• EXERCISE TASK:
Among the lines below, count those with "Стоимость". Give only the number.

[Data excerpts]

★ ★ ★ ★ ★

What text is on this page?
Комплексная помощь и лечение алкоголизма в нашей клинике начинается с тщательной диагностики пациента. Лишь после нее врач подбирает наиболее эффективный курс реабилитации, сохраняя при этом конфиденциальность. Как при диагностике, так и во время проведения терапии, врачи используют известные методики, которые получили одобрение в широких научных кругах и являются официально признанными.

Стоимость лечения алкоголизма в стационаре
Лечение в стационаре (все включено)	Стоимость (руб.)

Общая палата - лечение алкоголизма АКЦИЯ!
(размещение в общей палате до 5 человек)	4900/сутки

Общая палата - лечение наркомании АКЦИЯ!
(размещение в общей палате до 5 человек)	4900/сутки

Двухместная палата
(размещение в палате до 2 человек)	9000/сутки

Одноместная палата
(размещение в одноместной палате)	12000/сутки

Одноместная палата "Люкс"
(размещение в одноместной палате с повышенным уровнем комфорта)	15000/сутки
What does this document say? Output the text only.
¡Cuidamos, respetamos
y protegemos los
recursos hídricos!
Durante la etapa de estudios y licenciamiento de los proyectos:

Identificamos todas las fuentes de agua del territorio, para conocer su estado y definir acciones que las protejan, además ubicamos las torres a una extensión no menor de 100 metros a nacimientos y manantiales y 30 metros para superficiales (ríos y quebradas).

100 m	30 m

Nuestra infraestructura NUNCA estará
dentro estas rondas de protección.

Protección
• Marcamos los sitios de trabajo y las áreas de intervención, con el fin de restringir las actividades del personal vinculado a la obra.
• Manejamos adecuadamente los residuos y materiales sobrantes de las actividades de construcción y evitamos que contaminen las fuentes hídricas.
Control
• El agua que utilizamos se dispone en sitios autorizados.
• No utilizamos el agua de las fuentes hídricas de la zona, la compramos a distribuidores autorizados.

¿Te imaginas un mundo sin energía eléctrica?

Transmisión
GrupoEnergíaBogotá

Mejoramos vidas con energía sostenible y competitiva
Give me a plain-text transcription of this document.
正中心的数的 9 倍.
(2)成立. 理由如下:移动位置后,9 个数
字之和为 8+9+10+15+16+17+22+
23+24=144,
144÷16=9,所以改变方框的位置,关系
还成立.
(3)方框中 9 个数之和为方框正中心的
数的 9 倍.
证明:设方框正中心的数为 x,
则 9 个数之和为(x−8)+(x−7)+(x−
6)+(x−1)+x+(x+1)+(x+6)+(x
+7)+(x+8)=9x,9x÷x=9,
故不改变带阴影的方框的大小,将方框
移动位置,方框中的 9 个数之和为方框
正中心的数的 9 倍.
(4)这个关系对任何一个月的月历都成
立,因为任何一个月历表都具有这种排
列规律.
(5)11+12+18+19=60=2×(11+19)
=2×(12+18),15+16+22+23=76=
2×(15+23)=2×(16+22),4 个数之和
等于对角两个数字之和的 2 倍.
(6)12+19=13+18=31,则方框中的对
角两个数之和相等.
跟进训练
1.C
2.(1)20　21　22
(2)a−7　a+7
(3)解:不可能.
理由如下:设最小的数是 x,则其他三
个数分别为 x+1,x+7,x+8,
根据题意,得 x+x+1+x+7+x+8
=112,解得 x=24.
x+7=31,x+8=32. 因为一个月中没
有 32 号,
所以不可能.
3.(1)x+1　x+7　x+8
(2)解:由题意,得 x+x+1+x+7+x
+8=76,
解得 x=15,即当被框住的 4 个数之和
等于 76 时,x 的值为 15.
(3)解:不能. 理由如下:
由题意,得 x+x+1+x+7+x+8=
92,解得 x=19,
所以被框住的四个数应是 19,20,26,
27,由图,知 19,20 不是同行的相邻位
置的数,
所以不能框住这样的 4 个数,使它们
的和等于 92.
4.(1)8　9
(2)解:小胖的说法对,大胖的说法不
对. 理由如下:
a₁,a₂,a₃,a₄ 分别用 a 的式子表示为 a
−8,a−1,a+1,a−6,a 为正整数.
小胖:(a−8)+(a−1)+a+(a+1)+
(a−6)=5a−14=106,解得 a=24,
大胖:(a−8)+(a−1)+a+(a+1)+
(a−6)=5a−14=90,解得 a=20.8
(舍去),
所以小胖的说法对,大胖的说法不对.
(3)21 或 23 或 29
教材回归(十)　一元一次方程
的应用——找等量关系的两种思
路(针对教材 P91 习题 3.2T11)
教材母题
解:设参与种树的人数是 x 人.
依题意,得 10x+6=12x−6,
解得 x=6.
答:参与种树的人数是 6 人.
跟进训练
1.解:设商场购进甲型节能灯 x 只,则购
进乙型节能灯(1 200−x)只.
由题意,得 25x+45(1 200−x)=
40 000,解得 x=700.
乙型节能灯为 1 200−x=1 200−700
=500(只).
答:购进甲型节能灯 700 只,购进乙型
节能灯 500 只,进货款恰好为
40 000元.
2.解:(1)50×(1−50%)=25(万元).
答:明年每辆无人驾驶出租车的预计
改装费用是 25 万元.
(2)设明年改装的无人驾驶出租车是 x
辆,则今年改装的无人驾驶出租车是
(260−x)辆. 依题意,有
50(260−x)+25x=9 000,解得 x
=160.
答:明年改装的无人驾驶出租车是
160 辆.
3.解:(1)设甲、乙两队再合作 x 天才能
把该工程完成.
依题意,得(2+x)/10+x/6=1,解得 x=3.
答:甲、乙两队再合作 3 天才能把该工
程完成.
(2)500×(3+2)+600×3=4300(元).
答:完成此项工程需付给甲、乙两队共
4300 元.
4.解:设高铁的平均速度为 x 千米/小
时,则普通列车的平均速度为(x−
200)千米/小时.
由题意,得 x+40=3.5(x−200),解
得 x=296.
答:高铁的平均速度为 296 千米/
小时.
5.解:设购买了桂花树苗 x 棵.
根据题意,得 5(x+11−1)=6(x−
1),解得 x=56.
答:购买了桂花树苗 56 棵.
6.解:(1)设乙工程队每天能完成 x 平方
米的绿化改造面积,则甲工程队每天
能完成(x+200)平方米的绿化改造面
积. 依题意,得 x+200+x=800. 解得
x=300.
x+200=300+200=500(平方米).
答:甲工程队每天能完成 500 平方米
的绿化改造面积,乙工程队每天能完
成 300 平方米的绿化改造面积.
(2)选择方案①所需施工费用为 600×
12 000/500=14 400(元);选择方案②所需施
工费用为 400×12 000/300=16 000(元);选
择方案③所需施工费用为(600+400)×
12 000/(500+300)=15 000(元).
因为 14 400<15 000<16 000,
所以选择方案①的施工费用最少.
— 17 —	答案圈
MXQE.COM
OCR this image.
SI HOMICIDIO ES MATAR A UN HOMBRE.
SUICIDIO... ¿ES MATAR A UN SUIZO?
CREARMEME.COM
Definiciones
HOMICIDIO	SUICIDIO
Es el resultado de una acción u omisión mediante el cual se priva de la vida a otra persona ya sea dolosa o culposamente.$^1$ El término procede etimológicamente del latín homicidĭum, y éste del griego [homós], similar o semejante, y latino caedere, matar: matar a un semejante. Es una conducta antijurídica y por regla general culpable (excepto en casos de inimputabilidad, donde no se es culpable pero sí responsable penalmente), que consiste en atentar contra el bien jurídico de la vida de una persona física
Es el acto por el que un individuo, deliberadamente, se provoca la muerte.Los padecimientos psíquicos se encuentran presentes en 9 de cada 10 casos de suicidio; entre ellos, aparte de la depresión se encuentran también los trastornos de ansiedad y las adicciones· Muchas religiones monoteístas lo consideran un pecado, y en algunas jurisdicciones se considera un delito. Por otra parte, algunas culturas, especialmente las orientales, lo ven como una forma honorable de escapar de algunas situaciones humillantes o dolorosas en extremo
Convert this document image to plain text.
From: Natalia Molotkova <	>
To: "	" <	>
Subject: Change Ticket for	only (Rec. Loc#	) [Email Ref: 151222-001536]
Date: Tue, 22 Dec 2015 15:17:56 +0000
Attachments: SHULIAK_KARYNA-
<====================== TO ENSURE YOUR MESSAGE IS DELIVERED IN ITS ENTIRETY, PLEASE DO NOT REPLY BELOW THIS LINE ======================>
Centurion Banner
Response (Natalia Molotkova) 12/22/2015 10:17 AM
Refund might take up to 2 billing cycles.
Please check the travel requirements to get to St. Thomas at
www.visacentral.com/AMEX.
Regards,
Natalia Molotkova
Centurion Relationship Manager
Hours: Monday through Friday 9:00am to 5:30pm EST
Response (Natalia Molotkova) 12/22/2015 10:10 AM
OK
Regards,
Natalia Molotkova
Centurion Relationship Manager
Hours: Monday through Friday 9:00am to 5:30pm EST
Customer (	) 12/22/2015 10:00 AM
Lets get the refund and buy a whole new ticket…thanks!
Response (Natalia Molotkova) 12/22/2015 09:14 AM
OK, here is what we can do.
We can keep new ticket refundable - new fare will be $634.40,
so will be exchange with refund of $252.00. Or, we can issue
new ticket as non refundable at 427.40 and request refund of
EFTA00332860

★ ★ ★ ★ ★

• WORKED SOLUTION:
2